(Dataset items)
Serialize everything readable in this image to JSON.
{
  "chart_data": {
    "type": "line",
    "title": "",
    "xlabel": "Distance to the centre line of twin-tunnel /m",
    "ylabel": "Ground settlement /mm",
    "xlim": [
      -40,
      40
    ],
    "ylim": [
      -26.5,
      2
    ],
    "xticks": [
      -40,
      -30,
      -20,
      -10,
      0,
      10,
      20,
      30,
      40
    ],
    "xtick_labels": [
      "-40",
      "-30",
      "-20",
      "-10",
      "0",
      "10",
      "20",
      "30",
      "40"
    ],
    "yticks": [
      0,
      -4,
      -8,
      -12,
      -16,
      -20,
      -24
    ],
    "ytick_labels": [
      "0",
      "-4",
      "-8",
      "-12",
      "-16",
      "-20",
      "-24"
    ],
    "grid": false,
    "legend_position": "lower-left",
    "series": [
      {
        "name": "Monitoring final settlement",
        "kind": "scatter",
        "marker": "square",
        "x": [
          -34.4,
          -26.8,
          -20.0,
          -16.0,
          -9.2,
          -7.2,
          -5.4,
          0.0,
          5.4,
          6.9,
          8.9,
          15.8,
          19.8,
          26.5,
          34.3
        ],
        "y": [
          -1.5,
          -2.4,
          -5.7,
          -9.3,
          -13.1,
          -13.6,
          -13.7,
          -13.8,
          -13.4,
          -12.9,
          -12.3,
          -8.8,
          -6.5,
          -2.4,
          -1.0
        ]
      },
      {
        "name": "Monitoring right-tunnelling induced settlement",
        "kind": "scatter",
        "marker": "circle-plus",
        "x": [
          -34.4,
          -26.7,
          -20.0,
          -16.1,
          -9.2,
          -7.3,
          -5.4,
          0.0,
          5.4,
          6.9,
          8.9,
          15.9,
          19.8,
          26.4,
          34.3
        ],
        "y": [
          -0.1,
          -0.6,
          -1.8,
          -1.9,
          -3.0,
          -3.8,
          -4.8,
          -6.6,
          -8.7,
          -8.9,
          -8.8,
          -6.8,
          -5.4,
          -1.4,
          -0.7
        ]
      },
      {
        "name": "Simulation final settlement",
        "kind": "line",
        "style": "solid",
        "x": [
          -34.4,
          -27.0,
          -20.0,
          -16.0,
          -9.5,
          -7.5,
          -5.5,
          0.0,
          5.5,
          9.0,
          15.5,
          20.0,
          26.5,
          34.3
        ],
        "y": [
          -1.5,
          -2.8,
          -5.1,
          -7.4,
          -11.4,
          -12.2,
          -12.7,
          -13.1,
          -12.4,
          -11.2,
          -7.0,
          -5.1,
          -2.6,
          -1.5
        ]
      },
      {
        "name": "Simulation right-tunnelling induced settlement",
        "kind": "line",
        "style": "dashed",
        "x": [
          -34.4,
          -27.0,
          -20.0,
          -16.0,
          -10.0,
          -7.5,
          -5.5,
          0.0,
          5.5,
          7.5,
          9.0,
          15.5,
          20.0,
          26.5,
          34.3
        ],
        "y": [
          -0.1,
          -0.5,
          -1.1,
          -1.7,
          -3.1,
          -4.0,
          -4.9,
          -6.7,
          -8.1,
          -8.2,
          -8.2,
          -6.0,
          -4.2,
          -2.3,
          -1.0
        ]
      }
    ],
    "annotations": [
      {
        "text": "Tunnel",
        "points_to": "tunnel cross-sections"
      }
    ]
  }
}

*Exercise objective:* Identify the lines that contain the string "Monitoring", and copy every one of them.

*Response to this task:*
        "name": "Monitoring final settlement",
        "name": "Monitoring right-tunnelling induced settlement",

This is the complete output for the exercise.